--- Data for processing ---
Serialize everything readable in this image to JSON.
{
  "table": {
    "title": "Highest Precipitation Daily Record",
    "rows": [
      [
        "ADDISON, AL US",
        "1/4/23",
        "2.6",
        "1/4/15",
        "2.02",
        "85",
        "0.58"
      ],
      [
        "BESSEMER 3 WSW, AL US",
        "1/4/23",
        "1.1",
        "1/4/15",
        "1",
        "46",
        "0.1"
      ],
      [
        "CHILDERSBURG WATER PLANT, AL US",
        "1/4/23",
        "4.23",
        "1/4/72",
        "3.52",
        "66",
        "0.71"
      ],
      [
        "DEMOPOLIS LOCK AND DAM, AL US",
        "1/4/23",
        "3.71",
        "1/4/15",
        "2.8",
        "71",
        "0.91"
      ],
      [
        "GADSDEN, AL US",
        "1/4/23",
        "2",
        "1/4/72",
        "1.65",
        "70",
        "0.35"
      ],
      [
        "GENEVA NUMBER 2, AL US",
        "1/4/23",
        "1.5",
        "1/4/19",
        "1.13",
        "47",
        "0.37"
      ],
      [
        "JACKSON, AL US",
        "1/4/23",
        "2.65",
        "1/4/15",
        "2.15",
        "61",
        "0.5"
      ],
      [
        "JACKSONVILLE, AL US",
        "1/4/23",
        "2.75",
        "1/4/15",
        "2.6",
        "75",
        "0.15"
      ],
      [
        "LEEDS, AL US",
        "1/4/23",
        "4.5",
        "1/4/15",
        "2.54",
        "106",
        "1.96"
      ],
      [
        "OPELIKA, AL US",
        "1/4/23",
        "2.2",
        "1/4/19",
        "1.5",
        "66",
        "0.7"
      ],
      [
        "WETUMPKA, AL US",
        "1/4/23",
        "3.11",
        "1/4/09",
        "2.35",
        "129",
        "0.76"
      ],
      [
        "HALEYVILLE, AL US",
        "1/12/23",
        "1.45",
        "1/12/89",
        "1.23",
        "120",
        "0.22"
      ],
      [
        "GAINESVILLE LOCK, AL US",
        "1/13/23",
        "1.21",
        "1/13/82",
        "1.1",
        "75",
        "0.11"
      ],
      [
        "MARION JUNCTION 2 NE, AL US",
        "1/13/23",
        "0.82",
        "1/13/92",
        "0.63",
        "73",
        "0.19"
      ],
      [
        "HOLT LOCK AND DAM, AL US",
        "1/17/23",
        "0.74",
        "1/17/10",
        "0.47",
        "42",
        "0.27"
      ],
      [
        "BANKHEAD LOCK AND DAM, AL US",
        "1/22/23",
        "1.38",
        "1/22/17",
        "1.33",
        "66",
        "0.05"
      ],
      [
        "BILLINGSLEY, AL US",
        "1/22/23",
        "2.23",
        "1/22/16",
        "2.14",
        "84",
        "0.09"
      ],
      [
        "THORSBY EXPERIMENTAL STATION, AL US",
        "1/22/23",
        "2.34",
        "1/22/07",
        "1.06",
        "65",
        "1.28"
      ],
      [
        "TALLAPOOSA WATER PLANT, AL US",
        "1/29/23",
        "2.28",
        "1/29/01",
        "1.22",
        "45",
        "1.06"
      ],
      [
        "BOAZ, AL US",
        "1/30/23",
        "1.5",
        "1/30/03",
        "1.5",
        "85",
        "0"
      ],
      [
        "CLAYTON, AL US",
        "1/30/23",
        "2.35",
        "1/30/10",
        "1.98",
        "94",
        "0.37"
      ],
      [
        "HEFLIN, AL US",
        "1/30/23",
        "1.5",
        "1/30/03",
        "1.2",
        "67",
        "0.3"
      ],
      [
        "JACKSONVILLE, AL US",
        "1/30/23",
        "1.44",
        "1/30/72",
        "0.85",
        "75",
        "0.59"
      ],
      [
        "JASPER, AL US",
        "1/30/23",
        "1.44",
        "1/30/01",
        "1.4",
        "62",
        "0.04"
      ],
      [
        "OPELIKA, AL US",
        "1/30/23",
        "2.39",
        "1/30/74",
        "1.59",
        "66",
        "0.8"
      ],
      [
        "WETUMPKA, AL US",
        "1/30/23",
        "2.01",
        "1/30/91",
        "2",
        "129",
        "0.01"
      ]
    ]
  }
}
---
=== Objective ===
Can you reproduce all the material exactly?

=== Solution for this exercise ===
Serialize everything readable in this image to JSON.
{
  "table": {
    "title": "Highest Precipitation Daily Record",
    "rows": [
      [
        "ADDISON, AL US",
        "1/4/23",
        "2.6",
        "1/4/15",
        "2.02",
        "85",
        "0.58"
      ],
      [
        "BESSEMER 3 WSW, AL US",
        "1/4/23",
        "1.1",
        "1/4/15",
        "1",
        "46",
        "0.1"
      ],
      [
        "CHILDERSBURG WATER PLANT, AL US",
        "1/4/23",
        "4.23",
        "1/4/72",
        "3.52",
        "66",
        "0.71"
      ],
      [
        "DEMOPOLIS LOCK AND DAM, AL US",
        "1/4/23",
        "3.71",
        "1/4/15",
        "2.8",
        "71",
        "0.91"
      ],
      [
        "GADSDEN, AL US",
        "1/4/23",
        "2",
        "1/4/72",
        "1.65",
        "70",
        "0.35"
      ],
      [
        "GENEVA NUMBER 2, AL US",
        "1/4/23",
        "1.5",
        "1/4/19",
        "1.13",
        "47",
        "0.37"
      ],
      [
        "JACKSON, AL US",
        "1/4/23",
        "2.65",
        "1/4/15",
        "2.15",
        "61",
        "0.5"
      ],
      [
        "JACKSONVILLE, AL US",
        "1/4/23",
        "2.75",
        "1/4/15",
        "2.6",
        "75",
        "0.15"
      ],
      [
        "LEEDS, AL US",
        "1/4/23",
        "4.5",
        "1/4/15",
        "2.54",
        "106",
        "1.96"
      ],
      [
        "OPELIKA, AL US",
        "1/4/23",
        "2.2",
        "1/4/19",
        "1.5",
        "66",
        "0.7"
      ],
      [
        "WETUMPKA, AL US",
        "1/4/23",
        "3.11",
        "1/4/09",
        "2.35",
        "129",
        "0.76"
      ],
      [
        "HALEYVILLE, AL US",
        "1/12/23",
        "1.45",
        "1/12/89",
        "1.23",
        "120",
        "0.22"
      ],
      [
        "GAINESVILLE LOCK, AL US",
        "1/13/23",
        "1.21",
        "1/13/82",
        "1.1",
        "75",
        "0.11"
      ],
      [
        "MARION JUNCTION 2 NE, AL US",
        "1/13/23",
        "0.82",
        "1/13/92",
        "0.63",
        "73",
        "0.19"
      ],
      [
        "HOLT LOCK AND DAM, AL US",
        "1/17/23",
        "0.74",
        "1/17/10",
        "0.47",
        "42",
        "0.27"
      ],
      [
        "BANKHEAD LOCK AND DAM, AL US",
        "1/22/23",
        "1.38",
        "1/22/17",
        "1.33",
        "66",
        "0.05"
      ],
      [
        "BILLINGSLEY, AL US",
        "1/22/23",
        "2.23",
        "1/22/16",
        "2.14",
        "84",
        "0.09"
      ],
      [
        "THORSBY EXPERIMENTAL STATION, AL US",
        "1/22/23",
        "2.34",
        "1/22/07",
        "1.06",
        "65",
        "1.28"
      ],
      [
        "TALLAPOOSA WATER PLANT, AL US",
        "1/29/23",
        "2.28",
        "1/29/01",
        "1.22",
        "45",
        "1.06"
      ],
      [
        "BOAZ, AL US",
        "1/30/23",
        "1.5",
        "1/30/03",
        "1.5",
        "85",
        "0"
      ],
      [
        "CLAYTON, AL US",
        "1/30/23",
        "2.35",
        "1/30/10",
        "1.98",
        "94",
        "0.37"
      ],
      [
        "HEFLIN, AL US",
        "1/30/23",
        "1.5",
        "1/30/03",
        "1.2",
        "67",
        "0.3"
      ],
      [
        "JACKSONVILLE, AL US",
        "1/30/23",
        "1.44",
        "1/30/72",
        "0.85",
        "75",
        "0.59"
      ],
      [
        "JASPER, AL US",
        "1/30/23",
        "1.44",
        "1/30/01",
        "1.4",
        "62",
        "0.04"
      ],
      [
        "OPELIKA, AL US",
        "1/30/23",
        "2.39",
        "1/30/74",
        "1.59",
        "66",
        "0.8"
      ],
      [
        "WETUMPKA, AL US",
        "1/30/23",
        "2.01",
        "1/30/91",
        "2",
        "129",
        "0.01"
      ]
    ]
  }
}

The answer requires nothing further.